Wherever the word "this" appears in the entries, copy the whole line.

## begin

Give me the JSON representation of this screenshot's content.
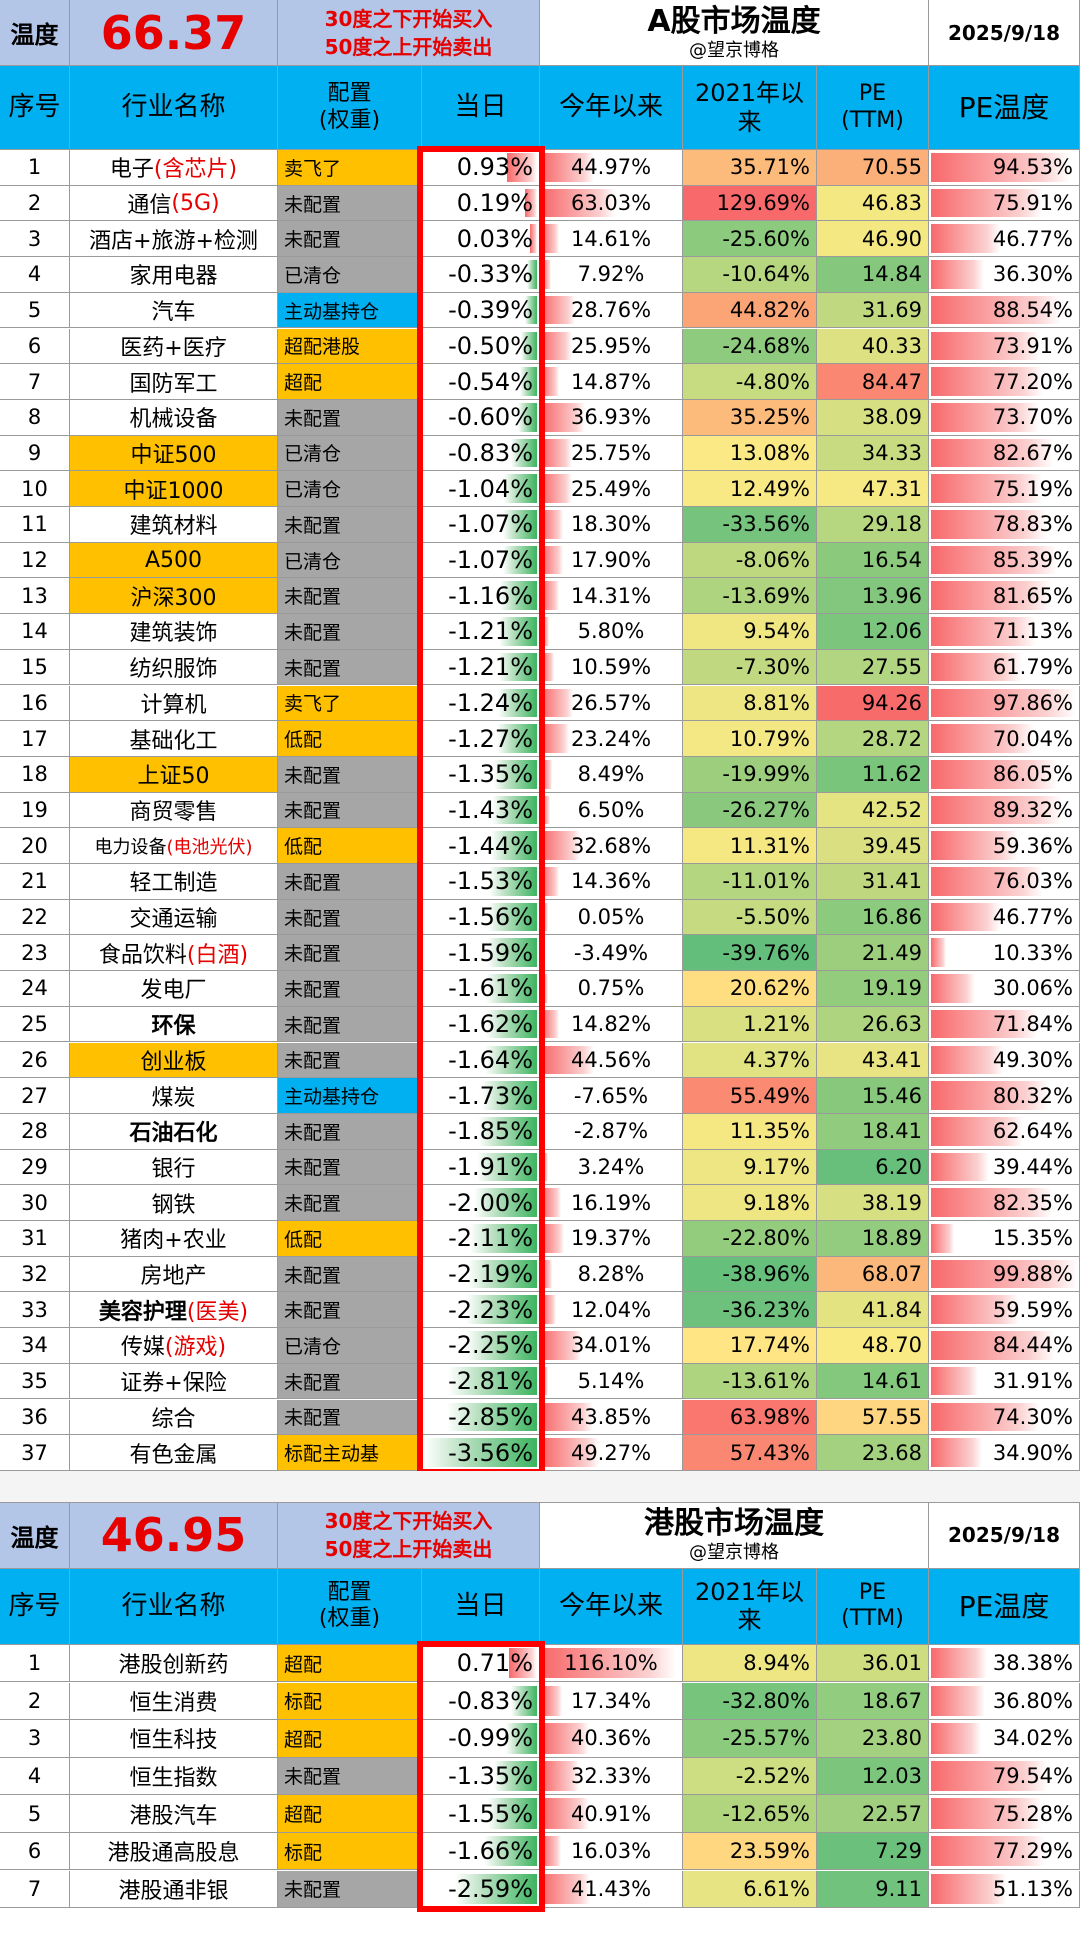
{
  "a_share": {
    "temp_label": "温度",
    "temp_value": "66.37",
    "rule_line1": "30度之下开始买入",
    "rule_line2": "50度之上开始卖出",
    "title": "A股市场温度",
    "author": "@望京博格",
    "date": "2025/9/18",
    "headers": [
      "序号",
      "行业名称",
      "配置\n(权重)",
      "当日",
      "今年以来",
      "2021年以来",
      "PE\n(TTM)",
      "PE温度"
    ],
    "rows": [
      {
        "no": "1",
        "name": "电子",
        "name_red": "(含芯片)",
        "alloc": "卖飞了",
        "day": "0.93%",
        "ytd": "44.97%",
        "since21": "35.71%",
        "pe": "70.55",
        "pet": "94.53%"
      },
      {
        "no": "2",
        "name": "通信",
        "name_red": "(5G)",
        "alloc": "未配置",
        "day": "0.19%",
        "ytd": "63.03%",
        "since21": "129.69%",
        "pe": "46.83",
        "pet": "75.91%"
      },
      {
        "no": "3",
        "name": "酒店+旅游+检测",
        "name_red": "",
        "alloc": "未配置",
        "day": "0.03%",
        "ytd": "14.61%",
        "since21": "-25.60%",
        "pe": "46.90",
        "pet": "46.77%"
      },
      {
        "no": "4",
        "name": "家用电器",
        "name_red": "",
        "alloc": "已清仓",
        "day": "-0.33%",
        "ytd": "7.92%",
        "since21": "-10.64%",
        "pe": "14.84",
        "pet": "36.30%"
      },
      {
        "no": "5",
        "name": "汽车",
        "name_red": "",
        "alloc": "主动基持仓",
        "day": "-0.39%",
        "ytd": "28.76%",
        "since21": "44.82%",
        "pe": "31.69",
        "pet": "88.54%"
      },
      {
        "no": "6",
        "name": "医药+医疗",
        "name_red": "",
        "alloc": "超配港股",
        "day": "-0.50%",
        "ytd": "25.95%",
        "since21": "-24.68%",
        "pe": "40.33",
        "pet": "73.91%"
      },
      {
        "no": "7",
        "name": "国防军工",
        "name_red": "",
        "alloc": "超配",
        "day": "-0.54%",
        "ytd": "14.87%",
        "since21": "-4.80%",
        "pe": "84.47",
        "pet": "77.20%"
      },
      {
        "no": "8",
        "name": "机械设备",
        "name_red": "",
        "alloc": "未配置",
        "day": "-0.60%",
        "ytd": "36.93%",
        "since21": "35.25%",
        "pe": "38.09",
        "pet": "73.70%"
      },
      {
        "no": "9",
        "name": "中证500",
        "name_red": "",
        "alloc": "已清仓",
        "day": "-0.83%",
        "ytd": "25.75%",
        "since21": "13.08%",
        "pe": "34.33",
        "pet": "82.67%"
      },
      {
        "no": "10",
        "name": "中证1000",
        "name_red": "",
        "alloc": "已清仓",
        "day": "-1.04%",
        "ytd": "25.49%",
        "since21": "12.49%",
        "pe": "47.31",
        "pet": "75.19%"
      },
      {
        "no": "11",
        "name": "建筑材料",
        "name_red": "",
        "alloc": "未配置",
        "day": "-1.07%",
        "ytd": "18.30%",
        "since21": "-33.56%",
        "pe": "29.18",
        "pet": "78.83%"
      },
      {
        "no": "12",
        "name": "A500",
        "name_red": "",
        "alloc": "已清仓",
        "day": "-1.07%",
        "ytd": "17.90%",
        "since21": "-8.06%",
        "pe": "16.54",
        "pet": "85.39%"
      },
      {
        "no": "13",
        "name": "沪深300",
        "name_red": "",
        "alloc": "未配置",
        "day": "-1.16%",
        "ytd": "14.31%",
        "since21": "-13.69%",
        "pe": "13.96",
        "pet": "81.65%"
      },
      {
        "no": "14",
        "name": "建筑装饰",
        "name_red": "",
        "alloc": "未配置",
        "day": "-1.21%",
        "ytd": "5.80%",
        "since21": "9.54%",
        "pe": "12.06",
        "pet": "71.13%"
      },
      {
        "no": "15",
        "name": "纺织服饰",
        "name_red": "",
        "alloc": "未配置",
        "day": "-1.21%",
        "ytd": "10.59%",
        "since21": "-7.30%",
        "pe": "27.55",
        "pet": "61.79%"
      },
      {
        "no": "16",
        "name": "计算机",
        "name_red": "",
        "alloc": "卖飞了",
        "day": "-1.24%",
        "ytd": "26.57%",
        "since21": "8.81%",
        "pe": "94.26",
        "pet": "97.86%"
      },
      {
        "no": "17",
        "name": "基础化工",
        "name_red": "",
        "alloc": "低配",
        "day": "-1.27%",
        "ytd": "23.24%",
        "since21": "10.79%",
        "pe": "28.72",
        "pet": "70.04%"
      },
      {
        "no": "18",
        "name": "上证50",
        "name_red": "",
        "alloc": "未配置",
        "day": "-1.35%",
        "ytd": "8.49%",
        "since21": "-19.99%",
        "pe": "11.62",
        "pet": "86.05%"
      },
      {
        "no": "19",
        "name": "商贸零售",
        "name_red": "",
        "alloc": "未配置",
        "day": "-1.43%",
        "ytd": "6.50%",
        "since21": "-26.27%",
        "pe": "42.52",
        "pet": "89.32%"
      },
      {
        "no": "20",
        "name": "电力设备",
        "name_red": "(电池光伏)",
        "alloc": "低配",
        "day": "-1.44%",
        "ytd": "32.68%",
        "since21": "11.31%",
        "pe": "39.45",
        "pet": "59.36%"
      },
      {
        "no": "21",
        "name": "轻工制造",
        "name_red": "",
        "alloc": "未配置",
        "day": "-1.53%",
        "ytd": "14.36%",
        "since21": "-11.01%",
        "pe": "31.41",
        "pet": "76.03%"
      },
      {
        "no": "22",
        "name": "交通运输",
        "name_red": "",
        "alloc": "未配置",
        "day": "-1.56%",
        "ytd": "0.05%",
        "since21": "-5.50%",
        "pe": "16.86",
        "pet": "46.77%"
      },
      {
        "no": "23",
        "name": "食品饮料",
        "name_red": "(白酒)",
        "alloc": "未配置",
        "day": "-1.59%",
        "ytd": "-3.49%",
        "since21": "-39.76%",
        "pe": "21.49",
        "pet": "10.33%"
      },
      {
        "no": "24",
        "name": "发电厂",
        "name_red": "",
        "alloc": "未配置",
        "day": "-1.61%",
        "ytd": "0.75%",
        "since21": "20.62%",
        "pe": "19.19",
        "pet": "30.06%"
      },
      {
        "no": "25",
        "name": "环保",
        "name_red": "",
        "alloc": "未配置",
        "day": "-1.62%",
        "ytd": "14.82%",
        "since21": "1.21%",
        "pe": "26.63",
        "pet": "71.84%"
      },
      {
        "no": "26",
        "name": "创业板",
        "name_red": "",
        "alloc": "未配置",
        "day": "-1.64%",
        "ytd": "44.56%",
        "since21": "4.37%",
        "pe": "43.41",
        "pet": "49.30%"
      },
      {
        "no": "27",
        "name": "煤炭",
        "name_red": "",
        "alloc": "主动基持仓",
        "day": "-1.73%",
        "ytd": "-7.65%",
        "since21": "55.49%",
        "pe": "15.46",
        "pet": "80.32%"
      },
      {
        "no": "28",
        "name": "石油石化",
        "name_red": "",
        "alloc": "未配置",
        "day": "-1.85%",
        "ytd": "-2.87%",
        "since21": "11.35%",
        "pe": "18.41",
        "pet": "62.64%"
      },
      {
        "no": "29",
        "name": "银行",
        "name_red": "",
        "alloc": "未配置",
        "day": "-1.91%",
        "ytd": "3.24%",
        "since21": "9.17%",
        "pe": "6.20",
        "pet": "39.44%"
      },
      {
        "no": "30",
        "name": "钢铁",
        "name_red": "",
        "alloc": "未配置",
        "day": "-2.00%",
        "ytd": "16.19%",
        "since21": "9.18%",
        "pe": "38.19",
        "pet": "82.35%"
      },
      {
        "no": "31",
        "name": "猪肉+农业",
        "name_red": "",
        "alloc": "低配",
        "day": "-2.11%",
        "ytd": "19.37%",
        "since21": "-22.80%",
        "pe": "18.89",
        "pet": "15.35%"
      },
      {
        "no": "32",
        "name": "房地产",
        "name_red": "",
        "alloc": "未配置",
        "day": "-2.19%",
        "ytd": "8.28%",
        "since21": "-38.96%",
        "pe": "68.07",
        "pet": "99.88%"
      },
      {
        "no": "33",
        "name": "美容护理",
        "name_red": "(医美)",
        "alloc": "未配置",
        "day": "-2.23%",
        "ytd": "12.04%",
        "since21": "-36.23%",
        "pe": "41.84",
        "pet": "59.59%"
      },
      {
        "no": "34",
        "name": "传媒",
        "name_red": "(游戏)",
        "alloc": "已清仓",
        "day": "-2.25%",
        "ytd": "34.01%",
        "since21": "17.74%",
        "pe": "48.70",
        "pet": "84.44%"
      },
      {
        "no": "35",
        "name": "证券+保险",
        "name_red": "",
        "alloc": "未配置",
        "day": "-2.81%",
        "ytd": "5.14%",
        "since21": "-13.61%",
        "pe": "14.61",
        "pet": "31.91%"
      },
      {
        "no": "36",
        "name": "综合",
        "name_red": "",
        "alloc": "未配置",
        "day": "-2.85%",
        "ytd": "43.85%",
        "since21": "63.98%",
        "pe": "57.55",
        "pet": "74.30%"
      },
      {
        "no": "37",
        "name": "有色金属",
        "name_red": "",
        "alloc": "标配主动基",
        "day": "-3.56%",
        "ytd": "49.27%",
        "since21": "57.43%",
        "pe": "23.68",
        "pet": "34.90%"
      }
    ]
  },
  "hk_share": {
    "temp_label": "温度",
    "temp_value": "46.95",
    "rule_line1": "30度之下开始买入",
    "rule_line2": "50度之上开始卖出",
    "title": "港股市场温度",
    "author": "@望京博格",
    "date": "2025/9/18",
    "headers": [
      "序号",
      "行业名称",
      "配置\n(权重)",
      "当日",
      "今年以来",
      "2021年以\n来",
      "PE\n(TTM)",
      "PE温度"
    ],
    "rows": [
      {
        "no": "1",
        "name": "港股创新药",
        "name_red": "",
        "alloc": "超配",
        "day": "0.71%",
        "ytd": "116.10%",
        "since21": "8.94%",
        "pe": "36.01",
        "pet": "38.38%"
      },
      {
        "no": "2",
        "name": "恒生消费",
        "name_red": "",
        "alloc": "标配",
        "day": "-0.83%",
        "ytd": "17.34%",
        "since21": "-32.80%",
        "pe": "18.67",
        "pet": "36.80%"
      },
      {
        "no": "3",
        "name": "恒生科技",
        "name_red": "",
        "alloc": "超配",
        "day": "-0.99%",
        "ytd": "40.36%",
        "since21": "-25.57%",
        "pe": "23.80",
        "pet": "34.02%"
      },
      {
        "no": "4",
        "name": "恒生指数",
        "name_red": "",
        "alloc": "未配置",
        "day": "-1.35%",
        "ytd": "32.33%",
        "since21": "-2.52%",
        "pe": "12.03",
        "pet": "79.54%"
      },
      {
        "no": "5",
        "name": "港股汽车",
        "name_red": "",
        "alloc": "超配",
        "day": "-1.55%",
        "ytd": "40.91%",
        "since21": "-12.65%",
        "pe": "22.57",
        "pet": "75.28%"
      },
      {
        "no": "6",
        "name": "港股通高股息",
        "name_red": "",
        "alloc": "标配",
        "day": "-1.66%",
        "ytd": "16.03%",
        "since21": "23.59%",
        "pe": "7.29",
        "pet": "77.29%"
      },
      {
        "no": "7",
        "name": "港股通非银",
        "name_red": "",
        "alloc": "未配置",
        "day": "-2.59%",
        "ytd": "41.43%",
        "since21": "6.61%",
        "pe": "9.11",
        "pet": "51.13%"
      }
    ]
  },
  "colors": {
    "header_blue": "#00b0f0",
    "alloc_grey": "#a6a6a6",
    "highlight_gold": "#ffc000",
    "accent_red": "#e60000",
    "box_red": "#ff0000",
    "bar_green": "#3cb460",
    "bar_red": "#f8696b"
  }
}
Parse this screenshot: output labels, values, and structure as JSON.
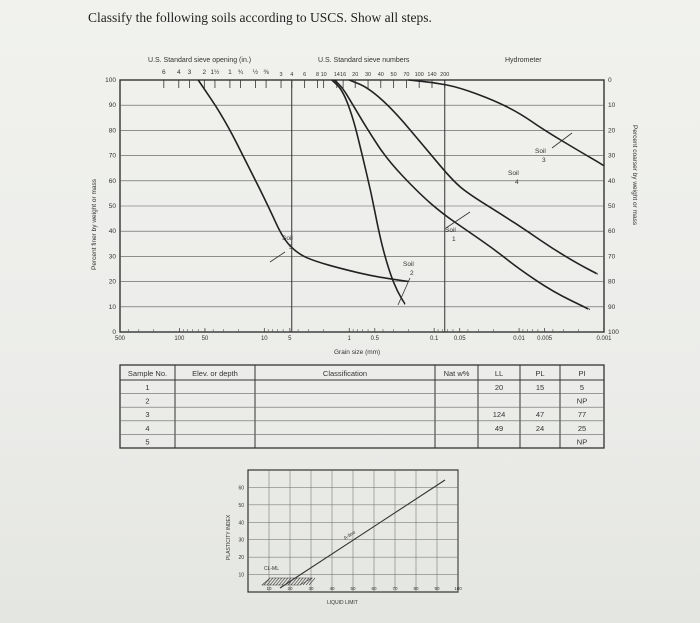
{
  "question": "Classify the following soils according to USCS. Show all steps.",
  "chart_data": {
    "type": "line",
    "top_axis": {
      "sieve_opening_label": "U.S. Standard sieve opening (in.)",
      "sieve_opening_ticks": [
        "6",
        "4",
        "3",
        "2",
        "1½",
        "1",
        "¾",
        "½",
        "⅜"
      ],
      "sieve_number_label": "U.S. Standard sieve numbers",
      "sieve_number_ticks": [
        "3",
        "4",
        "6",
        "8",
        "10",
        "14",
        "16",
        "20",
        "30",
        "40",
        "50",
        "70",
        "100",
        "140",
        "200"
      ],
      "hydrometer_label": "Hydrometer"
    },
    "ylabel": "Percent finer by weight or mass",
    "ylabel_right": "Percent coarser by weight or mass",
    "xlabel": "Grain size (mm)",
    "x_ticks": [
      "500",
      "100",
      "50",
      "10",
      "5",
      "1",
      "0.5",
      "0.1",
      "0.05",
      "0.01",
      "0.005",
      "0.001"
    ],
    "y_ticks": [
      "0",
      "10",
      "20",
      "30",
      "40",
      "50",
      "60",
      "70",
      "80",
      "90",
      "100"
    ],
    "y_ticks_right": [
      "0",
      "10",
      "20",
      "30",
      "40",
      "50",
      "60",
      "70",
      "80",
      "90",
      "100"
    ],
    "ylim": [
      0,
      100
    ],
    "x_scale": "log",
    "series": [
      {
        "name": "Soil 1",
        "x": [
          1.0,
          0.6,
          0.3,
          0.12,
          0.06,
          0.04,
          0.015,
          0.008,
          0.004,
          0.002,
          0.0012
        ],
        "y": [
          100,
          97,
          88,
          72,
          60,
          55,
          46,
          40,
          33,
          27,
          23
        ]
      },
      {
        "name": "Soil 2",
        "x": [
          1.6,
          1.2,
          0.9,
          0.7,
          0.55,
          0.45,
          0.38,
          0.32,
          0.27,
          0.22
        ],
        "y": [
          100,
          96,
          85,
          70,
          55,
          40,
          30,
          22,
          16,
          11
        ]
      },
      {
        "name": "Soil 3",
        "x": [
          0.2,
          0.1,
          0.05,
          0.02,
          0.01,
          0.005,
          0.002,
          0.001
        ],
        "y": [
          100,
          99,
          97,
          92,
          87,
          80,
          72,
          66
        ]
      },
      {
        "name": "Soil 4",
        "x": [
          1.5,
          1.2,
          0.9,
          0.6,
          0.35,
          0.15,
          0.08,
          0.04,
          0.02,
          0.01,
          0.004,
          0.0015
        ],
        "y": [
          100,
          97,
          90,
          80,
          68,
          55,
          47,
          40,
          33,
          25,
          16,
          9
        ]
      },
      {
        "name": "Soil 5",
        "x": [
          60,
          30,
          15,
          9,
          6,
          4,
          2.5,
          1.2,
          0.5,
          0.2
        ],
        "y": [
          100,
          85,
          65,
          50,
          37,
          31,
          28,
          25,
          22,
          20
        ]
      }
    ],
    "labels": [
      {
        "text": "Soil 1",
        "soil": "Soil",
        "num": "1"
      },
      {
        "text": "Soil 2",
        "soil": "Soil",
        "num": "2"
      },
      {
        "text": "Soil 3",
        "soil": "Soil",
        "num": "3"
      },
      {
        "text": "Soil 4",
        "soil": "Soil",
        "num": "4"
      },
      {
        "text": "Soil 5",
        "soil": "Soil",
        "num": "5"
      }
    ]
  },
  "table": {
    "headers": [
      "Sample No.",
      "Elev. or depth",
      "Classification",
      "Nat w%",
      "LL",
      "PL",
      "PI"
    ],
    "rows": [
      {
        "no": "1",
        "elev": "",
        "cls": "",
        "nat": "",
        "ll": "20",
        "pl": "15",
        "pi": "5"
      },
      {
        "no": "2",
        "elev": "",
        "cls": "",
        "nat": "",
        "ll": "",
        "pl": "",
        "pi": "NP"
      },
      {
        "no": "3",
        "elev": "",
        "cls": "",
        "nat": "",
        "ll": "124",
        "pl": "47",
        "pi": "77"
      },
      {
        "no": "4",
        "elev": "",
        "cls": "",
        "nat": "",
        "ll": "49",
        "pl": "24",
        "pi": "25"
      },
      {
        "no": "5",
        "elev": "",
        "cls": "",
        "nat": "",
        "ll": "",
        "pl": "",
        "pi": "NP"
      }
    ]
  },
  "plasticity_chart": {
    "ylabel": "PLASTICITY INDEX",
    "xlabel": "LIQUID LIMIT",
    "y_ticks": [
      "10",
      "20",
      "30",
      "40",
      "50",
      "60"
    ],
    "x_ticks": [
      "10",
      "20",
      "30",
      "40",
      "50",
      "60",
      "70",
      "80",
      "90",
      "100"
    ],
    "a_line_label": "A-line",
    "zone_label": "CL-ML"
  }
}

## end

| Response below |
Give me the JSON representation of this screenshot's content.
Parse this screenshot: output labels, values, and structure as JSON.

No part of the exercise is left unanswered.